> _Rows_

....

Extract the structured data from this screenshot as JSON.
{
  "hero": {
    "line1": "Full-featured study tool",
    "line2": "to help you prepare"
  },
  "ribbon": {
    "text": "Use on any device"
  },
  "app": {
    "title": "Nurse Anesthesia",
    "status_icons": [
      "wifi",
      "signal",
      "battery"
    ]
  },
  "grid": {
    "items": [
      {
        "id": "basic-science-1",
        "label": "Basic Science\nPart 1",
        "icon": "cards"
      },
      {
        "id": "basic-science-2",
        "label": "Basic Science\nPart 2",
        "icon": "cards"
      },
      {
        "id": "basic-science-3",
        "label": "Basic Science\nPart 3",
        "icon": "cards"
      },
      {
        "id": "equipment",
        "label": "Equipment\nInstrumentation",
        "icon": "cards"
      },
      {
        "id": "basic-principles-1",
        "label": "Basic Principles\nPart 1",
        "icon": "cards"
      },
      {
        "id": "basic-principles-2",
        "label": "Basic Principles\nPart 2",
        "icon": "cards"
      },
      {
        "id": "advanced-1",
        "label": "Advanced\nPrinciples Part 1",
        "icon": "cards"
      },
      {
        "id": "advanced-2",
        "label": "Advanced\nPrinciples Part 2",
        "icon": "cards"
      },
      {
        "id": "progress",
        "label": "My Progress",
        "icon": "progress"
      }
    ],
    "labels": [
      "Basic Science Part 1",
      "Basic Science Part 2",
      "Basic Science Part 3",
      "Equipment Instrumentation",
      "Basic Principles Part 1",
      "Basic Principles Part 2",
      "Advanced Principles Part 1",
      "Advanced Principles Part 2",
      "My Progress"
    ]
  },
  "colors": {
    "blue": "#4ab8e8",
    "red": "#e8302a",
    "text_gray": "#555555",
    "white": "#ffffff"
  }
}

....

> _Problem to work on_
Give back the whole listing exactly as it reads.

> _Exercise result_
Extract the structured data from this screenshot as JSON.
{
  "hero": {
    "line1": "Full-featured study tool",
    "line2": "to help you prepare"
  },
  "ribbon": {
    "text": "Use on any device"
  },
  "app": {
    "title": "Nurse Anesthesia",
    "status_icons": [
      "wifi",
      "signal",
      "battery"
    ]
  },
  "grid": {
    "items": [
      {
        "id": "basic-science-1",
        "label": "Basic Science\nPart 1",
        "icon": "cards"
      },
      {
        "id": "basic-science-2",
        "label": "Basic Science\nPart 2",
        "icon": "cards"
      },
      {
        "id": "basic-science-3",
        "label": "Basic Science\nPart 3",
        "icon": "cards"
      },
      {
        "id": "equipment",
        "label": "Equipment\nInstrumentation",
        "icon": "cards"
      },
      {
        "id": "basic-principles-1",
        "label": "Basic Principles\nPart 1",
        "icon": "cards"
      },
      {
        "id": "basic-principles-2",
        "label": "Basic Principles\nPart 2",
        "icon": "cards"
      },
      {
        "id": "advanced-1",
        "label": "Advanced\nPrinciples Part 1",
        "icon": "cards"
      },
      {
        "id": "advanced-2",
        "label": "Advanced\nPrinciples Part 2",
        "icon": "cards"
      },
      {
        "id": "progress",
        "label": "My Progress",
        "icon": "progress"
      }
    ],
    "labels": [
      "Basic Science Part 1",
      "Basic Science Part 2",
      "Basic Science Part 3",
      "Equipment Instrumentation",
      "Basic Principles Part 1",
      "Basic Principles Part 2",
      "Advanced Principles Part 1",
      "Advanced Principles Part 2",
      "My Progress"
    ]
  },
  "colors": {
    "blue": "#4ab8e8",
    "red": "#e8302a",
    "text_gray": "#555555",
    "white": "#ffffff"
  }
}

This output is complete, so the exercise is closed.